* **Work required**:
The records should be written out in full, with nothing altered.

* **Data lines**:
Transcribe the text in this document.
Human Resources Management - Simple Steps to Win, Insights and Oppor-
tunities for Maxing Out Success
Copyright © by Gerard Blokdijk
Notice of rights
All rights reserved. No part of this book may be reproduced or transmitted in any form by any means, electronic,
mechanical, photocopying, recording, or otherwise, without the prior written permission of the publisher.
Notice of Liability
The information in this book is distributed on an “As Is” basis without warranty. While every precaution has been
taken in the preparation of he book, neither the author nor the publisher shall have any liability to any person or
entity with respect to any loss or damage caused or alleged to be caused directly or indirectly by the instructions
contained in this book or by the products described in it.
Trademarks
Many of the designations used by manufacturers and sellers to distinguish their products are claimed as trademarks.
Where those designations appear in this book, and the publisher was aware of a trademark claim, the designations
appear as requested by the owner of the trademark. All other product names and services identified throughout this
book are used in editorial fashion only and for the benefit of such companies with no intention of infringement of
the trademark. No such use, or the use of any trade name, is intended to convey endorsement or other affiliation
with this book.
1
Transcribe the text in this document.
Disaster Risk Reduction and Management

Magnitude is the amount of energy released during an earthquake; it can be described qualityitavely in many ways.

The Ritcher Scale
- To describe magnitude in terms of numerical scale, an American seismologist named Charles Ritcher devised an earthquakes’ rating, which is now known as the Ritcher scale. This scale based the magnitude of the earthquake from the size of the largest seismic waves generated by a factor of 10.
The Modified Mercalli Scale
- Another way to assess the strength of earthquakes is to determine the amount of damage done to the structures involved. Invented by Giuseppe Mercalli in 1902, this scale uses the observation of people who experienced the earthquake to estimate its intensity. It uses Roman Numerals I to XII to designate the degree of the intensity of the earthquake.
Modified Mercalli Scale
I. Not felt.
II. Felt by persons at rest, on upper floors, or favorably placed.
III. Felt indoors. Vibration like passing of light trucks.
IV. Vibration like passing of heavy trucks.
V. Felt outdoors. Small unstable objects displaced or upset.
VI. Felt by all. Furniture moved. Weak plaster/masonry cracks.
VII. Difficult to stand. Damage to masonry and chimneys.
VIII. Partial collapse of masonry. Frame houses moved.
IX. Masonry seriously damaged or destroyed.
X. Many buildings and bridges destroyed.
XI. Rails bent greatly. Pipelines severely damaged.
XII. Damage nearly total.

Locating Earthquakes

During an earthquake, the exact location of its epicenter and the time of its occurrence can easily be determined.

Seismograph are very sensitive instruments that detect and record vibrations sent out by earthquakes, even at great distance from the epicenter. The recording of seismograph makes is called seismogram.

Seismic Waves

* **Written response**:
Transcribe the text in this document.
Human Resources Management - Simple Steps to Win, Insights and Oppor-
tunities for Maxing Out Success
Copyright © by Gerard Blokdijk
Notice of rights
All rights reserved. No part of this book may be reproduced or transmitted in any form by any means, electronic,
mechanical, photocopying, recording, or otherwise, without the prior written permission of the publisher.
Notice of Liability
The information in this book is distributed on an “As Is” basis without warranty. While every precaution has been
taken in the preparation of he book, neither the author nor the publisher shall have any liability to any person or
entity with respect to any loss or damage caused or alleged to be caused directly or indirectly by the instructions
contained in this book or by the products described in it.
Trademarks
Many of the designations used by manufacturers and sellers to distinguish their products are claimed as trademarks.
Where those designations appear in this book, and the publisher was aware of a trademark claim, the designations
appear as requested by the owner of the trademark. All other product names and services identified throughout this
book are used in editorial fashion only and for the benefit of such companies with no intention of infringement of
the trademark. No such use, or the use of any trade name, is intended to convey endorsement or other affiliation
with this book.
1
Transcribe the text in this document.
Disaster Risk Reduction and Management

Magnitude is the amount of energy released during an earthquake; it can be described qualityitavely in many ways.

The Ritcher Scale
- To describe magnitude in terms of numerical scale, an American seismologist named Charles Ritcher devised an earthquakes’ rating, which is now known as the Ritcher scale. This scale based the magnitude of the earthquake from the size of the largest seismic waves generated by a factor of 10.
The Modified Mercalli Scale
- Another way to assess the strength of earthquakes is to determine the amount of damage done to the structures involved. Invented by Giuseppe Mercalli in 1902, this scale uses the observation of people who experienced the earthquake to estimate its intensity. It uses Roman Numerals I to XII to designate the degree of the intensity of the earthquake.
Modified Mercalli Scale
I. Not felt.
II. Felt by persons at rest, on upper floors, or favorably placed.
III. Felt indoors. Vibration like passing of light trucks.
IV. Vibration like passing of heavy trucks.
V. Felt outdoors. Small unstable objects displaced or upset.
VI. Felt by all. Furniture moved. Weak plaster/masonry cracks.
VII. Difficult to stand. Damage to masonry and chimneys.
VIII. Partial collapse of masonry. Frame houses moved.
IX. Masonry seriously damaged or destroyed.
X. Many buildings and bridges destroyed.
XI. Rails bent greatly. Pipelines severely damaged.
XII. Damage nearly total.

Locating Earthquakes

During an earthquake, the exact location of its epicenter and the time of its occurrence can easily be determined.

Seismograph are very sensitive instruments that detect and record vibrations sent out by earthquakes, even at great distance from the epicenter. The recording of seismograph makes is called seismogram.

Seismic Waves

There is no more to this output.